» Instructions for the task: Transcribe each of the records below exactly, excluding all pictures.

— BEGIN Supplied records —

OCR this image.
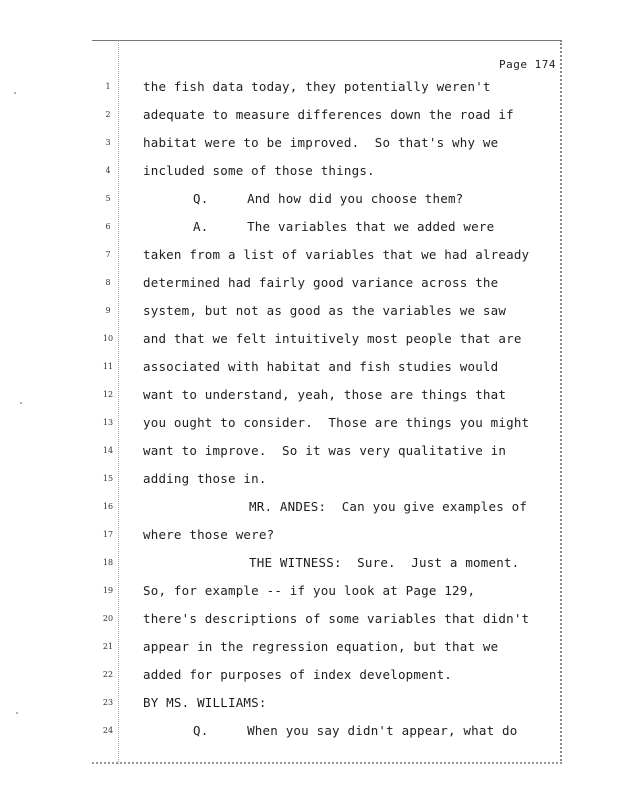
Page 174
1	the fish data today, they potentially weren't
2	adequate to measure differences down the road if
3	habitat were to be improved.  So that's why we
4	included some of those things.
5	Q.     And how did you choose them?
6	A.     The variables that we added were
7	taken from a list of variables that we had already
8	determined had fairly good variance across the
9	system, but not as good as the variables we saw
10	and that we felt intuitively most people that are
11	associated with habitat and fish studies would
12	want to understand, yeah, those are things that
13	you ought to consider.  Those are things you might
14	want to improve.  So it was very qualitative in
15	adding those in.
16	MR. ANDES:  Can you give examples of
17	where those were?
18	THE WITNESS:  Sure.  Just a moment.
19	So, for example -- if you look at Page 129,
20	there's descriptions of some variables that didn't
21	appear in the regression equation, but that we
22	added for purposes of index development.
23	BY MS. WILLIAMS:
24	Q.     When you say didn't appear, what do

— END Supplied records —

» Solved problem:
OCR this image.
Page 174
1	the fish data today, they potentially weren't
2	adequate to measure differences down the road if
3	habitat were to be improved.  So that's why we
4	included some of those things.
5	Q.     And how did you choose them?
6	A.     The variables that we added were
7	taken from a list of variables that we had already
8	determined had fairly good variance across the
9	system, but not as good as the variables we saw
10	and that we felt intuitively most people that are
11	associated with habitat and fish studies would
12	want to understand, yeah, those are things that
13	you ought to consider.  Those are things you might
14	want to improve.  So it was very qualitative in
15	adding those in.
16	MR. ANDES:  Can you give examples of
17	where those were?
18	THE WITNESS:  Sure.  Just a moment.
19	So, for example -- if you look at Page 129,
20	there's descriptions of some variables that didn't
21	appear in the regression equation, but that we
22	added for purposes of index development.
23	BY MS. WILLIAMS:
24	Q.     When you say didn't appear, what do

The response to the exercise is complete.